-- Start --

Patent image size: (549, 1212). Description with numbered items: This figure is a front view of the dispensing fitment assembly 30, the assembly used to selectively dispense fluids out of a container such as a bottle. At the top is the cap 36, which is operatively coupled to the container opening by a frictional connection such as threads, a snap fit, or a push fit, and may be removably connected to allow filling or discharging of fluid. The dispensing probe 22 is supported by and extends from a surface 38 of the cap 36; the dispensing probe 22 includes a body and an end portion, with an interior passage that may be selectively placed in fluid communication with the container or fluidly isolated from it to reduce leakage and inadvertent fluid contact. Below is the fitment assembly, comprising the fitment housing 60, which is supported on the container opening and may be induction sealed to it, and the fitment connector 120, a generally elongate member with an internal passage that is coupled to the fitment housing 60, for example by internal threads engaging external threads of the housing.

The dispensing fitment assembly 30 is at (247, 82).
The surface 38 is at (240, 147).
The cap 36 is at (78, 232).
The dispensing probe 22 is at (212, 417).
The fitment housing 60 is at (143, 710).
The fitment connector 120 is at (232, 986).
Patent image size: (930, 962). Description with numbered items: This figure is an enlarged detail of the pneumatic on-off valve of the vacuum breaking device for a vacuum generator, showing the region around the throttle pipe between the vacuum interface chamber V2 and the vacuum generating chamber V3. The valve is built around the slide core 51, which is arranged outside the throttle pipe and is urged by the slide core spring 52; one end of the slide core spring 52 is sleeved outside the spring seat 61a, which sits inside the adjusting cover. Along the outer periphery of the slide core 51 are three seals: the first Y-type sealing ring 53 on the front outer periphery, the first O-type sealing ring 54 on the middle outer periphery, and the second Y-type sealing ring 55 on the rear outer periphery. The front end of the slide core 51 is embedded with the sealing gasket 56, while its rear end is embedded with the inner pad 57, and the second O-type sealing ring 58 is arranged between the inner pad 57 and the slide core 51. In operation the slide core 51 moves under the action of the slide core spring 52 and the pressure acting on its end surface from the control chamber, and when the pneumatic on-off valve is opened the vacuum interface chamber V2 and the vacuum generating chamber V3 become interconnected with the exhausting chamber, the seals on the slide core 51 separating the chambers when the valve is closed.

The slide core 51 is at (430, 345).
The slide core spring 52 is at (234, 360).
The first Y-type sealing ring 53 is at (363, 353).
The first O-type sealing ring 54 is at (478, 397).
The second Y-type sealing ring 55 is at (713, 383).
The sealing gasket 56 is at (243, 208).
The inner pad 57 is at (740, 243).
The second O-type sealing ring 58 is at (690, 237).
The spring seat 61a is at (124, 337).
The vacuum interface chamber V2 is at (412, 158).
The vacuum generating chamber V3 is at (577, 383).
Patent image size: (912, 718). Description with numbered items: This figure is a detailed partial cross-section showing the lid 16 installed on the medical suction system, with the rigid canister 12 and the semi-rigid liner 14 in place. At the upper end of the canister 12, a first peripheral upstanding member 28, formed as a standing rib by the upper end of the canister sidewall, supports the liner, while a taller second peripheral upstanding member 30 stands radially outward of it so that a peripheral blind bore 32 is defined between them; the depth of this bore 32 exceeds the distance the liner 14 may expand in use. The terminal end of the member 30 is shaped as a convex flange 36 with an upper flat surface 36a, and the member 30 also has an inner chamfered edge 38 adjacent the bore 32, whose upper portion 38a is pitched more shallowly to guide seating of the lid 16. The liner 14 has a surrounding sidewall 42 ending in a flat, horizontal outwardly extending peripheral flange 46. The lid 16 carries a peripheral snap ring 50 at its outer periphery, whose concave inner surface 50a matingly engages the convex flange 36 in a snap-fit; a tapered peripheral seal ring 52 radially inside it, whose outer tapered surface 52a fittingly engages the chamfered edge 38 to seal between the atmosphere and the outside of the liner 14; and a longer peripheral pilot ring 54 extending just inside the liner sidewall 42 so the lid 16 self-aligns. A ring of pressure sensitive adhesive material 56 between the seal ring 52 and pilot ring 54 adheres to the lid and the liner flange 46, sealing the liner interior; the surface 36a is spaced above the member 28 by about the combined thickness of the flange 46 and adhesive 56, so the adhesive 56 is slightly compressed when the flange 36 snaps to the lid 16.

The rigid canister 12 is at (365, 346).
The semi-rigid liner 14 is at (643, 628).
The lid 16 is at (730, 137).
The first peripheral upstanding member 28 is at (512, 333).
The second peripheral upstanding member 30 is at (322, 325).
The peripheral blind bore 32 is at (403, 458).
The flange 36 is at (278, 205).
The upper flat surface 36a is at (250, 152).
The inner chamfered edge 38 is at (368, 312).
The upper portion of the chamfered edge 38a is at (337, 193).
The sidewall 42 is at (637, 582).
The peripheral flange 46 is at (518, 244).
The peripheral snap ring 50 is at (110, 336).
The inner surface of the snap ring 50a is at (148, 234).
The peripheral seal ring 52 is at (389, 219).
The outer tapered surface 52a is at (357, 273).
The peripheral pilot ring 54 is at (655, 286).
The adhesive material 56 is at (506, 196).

-- End --

Problem
Rewrite all of the entries, putting "Dimensions" wherever "Patent image size" occurs and leaving every other word as it is.

Answer
Dimensions: (549, 1212). Description with numbered items: This figure is a front view of the dispensing fitment assembly 30, the assembly used to selectively dispense fluids out of a container such as a bottle. At the top is the cap 36, which is operatively coupled to the container opening by a frictional connection such as threads, a snap fit, or a push fit, and may be removably connected to allow filling or discharging of fluid. The dispensing probe 22 is supported by and extends from a surface 38 of the cap 36; the dispensing probe 22 includes a body and an end portion, with an interior passage that may be selectively placed in fluid communication with the container or fluidly isolated from it to reduce leakage and inadvertent fluid contact. Below is the fitment assembly, comprising the fitment housing 60, which is supported on the container opening and may be induction sealed to it, and the fitment connector 120, a generally elongate member with an internal passage that is coupled to the fitment housing 60, for example by internal threads engaging external threads of the housing.

The dispensing fitment assembly 30 is at (247, 82).
The surface 38 is at (240, 147).
The cap 36 is at (78, 232).
The dispensing probe 22 is at (212, 417).
The fitment housing 60 is at (143, 710).
The fitment connector 120 is at (232, 986).
Dimensions: (930, 962). Description with numbered items: This figure is an enlarged detail of the pneumatic on-off valve of the vacuum breaking device for a vacuum generator, showing the region around the throttle pipe between the vacuum interface chamber V2 and the vacuum generating chamber V3. The valve is built around the slide core 51, which is arranged outside the throttle pipe and is urged by the slide core spring 52; one end of the slide core spring 52 is sleeved outside the spring seat 61a, which sits inside the adjusting cover. Along the outer periphery of the slide core 51 are three seals: the first Y-type sealing ring 53 on the front outer periphery, the first O-type sealing ring 54 on the middle outer periphery, and the second Y-type sealing ring 55 on the rear outer periphery. The front end of the slide core 51 is embedded with the sealing gasket 56, while its rear end is embedded with the inner pad 57, and the second O-type sealing ring 58 is arranged between the inner pad 57 and the slide core 51. In operation the slide core 51 moves under the action of the slide core spring 52 and the pressure acting on its end surface from the control chamber, and when the pneumatic on-off valve is opened the vacuum interface chamber V2 and the vacuum generating chamber V3 become interconnected with the exhausting chamber, the seals on the slide core 51 separating the chambers when the valve is closed.

The slide core 51 is at (430, 345).
The slide core spring 52 is at (234, 360).
The first Y-type sealing ring 53 is at (363, 353).
The first O-type sealing ring 54 is at (478, 397).
The second Y-type sealing ring 55 is at (713, 383).
The sealing gasket 56 is at (243, 208).
The inner pad 57 is at (740, 243).
The second O-type sealing ring 58 is at (690, 237).
The spring seat 61a is at (124, 337).
The vacuum interface chamber V2 is at (412, 158).
The vacuum generating chamber V3 is at (577, 383).
Dimensions: (912, 718). Description with numbered items: This figure is a detailed partial cross-section showing the lid 16 installed on the medical suction system, with the rigid canister 12 and the semi-rigid liner 14 in place. At the upper end of the canister 12, a first peripheral upstanding member 28, formed as a standing rib by the upper end of the canister sidewall, supports the liner, while a taller second peripheral upstanding member 30 stands radially outward of it so that a peripheral blind bore 32 is defined between them; the depth of this bore 32 exceeds the distance the liner 14 may expand in use. The terminal end of the member 30 is shaped as a convex flange 36 with an upper flat surface 36a, and the member 30 also has an inner chamfered edge 38 adjacent the bore 32, whose upper portion 38a is pitched more shallowly to guide seating of the lid 16. The liner 14 has a surrounding sidewall 42 ending in a flat, horizontal outwardly extending peripheral flange 46. The lid 16 carries a peripheral snap ring 50 at its outer periphery, whose concave inner surface 50a matingly engages the convex flange 36 in a snap-fit; a tapered peripheral seal ring 52 radially inside it, whose outer tapered surface 52a fittingly engages the chamfered edge 38 to seal between the atmosphere and the outside of the liner 14; and a longer peripheral pilot ring 54 extending just inside the liner sidewall 42 so the lid 16 self-aligns. A ring of pressure sensitive adhesive material 56 between the seal ring 52 and pilot ring 54 adheres to the lid and the liner flange 46, sealing the liner interior; the surface 36a is spaced above the member 28 by about the combined thickness of the flange 46 and adhesive 56, so the adhesive 56 is slightly compressed when the flange 36 snaps to the lid 16.

The rigid canister 12 is at (365, 346).
The semi-rigid liner 14 is at (643, 628).
The lid 16 is at (730, 137).
The first peripheral upstanding member 28 is at (512, 333).
The second peripheral upstanding member 30 is at (322, 325).
The peripheral blind bore 32 is at (403, 458).
The flange 36 is at (278, 205).
The upper flat surface 36a is at (250, 152).
The inner chamfered edge 38 is at (368, 312).
The upper portion of the chamfered edge 38a is at (337, 193).
The sidewall 42 is at (637, 582).
The peripheral flange 46 is at (518, 244).
The peripheral snap ring 50 is at (110, 336).
The inner surface of the snap ring 50a is at (148, 234).
The peripheral seal ring 52 is at (389, 219).
The outer tapered surface 52a is at (357, 273).
The peripheral pilot ring 54 is at (655, 286).
The adhesive material 56 is at (506, 196).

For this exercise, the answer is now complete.